__Your instructions__. Go through the entries and say how many lines contain the string "into". The number is the whole answer.
[Start of Exercise materials]
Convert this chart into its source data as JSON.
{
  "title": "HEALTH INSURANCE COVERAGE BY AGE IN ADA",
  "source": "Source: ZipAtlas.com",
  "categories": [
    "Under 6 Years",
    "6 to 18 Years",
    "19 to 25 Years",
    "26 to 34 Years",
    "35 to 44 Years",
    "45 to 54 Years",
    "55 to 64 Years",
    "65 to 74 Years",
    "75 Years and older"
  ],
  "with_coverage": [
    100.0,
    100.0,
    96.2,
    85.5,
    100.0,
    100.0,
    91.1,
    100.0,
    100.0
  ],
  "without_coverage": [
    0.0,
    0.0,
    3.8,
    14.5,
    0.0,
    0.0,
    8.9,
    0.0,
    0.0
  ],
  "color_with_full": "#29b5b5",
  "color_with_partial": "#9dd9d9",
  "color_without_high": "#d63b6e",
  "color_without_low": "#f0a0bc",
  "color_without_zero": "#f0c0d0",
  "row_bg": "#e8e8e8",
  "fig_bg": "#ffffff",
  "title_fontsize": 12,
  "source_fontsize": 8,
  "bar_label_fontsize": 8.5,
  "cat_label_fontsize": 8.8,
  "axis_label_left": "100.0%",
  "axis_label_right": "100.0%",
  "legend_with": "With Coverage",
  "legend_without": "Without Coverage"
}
[End of Exercise materials]
[Start of Exercise materials]
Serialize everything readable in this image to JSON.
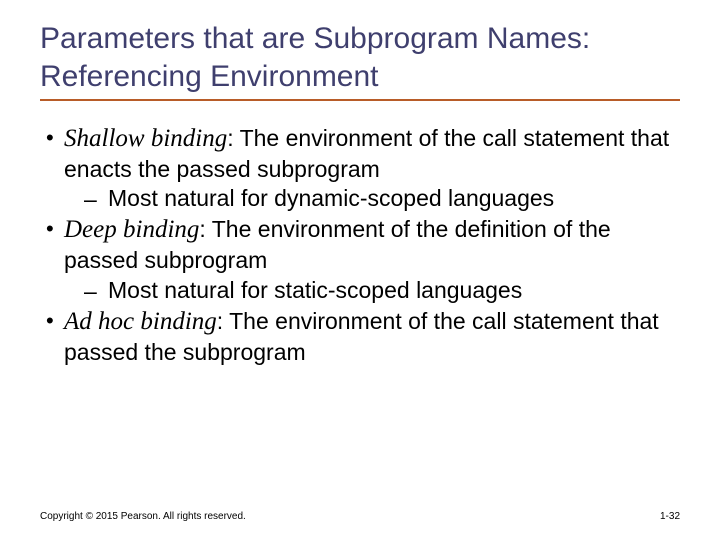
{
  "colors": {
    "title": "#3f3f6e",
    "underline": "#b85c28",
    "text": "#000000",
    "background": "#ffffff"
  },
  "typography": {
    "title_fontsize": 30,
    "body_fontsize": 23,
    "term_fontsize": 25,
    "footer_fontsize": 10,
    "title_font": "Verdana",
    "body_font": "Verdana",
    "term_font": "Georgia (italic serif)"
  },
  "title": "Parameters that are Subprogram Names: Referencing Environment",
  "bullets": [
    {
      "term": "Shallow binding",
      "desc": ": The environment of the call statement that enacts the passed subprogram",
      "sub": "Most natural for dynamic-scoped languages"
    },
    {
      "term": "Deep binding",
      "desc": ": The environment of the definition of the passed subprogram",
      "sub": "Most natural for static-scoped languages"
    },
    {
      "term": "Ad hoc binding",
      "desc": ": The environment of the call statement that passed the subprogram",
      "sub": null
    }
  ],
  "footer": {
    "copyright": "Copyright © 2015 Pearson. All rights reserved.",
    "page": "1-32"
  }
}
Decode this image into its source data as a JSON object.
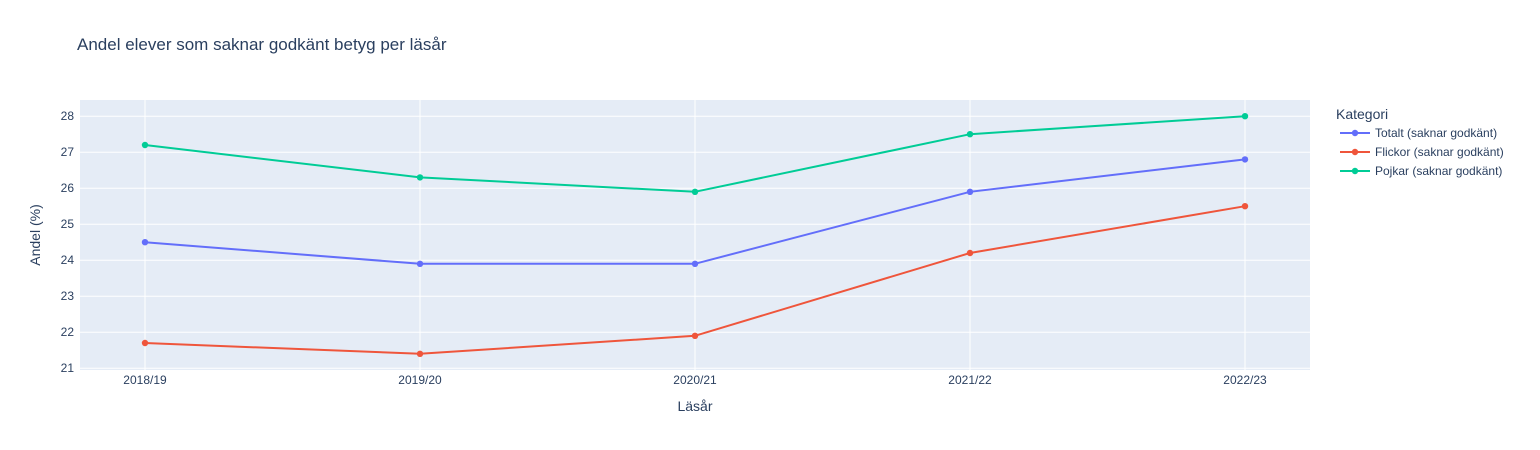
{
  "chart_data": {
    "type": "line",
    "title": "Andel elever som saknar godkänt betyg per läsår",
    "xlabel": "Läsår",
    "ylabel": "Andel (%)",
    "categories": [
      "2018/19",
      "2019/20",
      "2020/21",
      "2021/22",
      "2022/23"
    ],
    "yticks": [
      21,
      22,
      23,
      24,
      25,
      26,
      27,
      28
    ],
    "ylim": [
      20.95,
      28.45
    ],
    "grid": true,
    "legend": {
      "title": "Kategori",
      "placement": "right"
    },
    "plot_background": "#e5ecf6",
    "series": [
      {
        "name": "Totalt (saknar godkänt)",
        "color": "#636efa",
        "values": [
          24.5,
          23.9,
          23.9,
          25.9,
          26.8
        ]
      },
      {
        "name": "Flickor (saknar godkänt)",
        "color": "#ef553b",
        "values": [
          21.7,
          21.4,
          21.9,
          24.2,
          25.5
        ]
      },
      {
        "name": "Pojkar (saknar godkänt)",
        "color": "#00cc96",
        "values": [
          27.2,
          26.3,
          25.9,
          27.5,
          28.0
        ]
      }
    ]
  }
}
[End of Exercise materials]
__Exercise result__. 2